# Start of DATASET CONTENT
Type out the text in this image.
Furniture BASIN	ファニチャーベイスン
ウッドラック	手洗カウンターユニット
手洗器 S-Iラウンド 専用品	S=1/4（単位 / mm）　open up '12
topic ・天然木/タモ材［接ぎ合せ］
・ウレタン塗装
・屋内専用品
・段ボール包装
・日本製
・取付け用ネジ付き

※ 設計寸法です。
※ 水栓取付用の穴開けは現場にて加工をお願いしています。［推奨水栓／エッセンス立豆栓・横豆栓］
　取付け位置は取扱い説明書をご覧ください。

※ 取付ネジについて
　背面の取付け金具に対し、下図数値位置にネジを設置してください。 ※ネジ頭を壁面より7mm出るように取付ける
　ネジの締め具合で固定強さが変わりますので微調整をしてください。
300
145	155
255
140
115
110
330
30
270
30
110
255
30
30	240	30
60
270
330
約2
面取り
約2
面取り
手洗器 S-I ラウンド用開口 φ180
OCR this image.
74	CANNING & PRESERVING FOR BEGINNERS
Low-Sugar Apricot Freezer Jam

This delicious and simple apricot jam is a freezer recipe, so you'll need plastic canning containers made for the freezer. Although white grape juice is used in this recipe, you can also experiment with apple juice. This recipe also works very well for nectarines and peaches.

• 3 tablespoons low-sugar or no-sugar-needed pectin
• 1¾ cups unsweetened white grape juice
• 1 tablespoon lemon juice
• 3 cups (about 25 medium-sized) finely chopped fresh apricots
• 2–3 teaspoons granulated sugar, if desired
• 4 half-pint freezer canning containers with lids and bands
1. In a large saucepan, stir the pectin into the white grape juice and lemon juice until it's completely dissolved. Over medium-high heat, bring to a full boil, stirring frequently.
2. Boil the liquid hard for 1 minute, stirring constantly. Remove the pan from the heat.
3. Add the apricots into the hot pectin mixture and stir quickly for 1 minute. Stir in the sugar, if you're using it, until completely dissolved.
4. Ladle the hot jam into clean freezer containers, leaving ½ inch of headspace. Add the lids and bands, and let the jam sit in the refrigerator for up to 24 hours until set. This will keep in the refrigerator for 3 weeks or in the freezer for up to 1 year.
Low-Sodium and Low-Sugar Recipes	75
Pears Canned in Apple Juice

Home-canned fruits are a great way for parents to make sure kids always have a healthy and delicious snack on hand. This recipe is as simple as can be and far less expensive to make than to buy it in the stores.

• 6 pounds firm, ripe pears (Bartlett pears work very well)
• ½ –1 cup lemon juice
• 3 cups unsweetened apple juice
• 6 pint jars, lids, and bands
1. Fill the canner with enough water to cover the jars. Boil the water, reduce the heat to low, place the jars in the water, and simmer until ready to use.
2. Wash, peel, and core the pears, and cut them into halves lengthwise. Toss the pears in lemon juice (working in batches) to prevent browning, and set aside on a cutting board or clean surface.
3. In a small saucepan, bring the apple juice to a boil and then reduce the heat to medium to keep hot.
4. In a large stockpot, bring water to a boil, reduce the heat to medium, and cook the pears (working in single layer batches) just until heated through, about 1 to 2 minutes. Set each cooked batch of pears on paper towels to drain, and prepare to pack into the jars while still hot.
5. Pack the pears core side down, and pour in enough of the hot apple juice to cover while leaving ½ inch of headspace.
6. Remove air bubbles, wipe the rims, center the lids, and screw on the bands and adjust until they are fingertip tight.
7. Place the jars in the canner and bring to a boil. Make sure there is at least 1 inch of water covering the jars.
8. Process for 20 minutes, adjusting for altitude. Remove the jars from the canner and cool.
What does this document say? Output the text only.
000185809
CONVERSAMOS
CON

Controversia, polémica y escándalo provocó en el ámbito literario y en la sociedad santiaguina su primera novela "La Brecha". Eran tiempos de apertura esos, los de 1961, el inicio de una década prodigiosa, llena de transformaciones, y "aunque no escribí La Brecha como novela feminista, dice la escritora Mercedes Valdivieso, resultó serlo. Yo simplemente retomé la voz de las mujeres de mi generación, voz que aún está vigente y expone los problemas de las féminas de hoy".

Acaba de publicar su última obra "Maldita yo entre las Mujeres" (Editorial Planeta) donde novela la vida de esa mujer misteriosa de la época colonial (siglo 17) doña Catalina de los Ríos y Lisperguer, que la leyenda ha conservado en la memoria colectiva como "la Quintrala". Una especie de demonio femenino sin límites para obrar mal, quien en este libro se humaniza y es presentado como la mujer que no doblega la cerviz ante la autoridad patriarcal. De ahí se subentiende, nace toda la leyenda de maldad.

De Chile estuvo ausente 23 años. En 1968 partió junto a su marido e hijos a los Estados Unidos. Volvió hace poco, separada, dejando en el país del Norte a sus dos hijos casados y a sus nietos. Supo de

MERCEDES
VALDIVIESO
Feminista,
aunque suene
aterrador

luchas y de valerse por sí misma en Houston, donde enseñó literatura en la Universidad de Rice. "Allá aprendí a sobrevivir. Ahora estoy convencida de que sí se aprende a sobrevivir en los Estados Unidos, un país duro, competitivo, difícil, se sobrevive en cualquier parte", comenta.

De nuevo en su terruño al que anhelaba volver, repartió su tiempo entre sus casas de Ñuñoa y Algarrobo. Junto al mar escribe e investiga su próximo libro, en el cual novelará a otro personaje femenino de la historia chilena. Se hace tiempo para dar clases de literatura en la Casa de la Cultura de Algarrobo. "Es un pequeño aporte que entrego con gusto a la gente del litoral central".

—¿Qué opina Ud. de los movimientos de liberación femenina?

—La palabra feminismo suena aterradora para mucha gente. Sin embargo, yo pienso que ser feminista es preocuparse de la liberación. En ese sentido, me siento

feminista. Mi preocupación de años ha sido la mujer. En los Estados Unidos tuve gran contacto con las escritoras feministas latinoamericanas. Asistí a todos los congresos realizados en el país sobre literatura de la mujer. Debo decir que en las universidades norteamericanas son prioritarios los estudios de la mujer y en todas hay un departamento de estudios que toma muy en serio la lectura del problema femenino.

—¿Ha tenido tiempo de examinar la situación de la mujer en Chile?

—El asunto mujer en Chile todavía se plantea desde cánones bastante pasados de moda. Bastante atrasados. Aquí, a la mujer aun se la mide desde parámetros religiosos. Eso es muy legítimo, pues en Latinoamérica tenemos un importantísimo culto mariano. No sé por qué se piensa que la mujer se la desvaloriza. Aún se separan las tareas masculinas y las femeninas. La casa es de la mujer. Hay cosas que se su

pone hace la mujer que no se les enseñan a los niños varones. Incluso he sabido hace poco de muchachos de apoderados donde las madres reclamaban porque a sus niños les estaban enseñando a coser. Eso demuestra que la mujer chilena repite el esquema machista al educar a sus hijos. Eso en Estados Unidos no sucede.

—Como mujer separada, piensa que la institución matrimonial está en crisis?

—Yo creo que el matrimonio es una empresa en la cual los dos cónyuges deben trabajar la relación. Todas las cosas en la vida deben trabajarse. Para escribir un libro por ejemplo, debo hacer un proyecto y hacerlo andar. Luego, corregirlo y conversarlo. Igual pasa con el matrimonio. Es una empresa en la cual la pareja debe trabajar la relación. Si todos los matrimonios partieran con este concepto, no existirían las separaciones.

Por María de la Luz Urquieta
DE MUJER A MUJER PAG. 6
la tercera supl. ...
# End of DATASET CONTENT
▶ **WHAT THE TASK REQUIRES**
Read the data above and pull out each line that holds the string "lemon".

▶ **WRITTEN ANSWER**
• 1 tablespoon lemon juice
1. In a large saucepan, stir the pectin into the white grape juice and lemon juice until it's completely dissolved. Over medium-high heat, bring to a full boil, stirring frequently.
• ½ –1 cup lemon juice
2. Wash, peel, and core the pears, and cut them into halves lengthwise. Toss the pears in lemon juice (working in batches) to prevent browning, and set aside on a cutting board or clean surface.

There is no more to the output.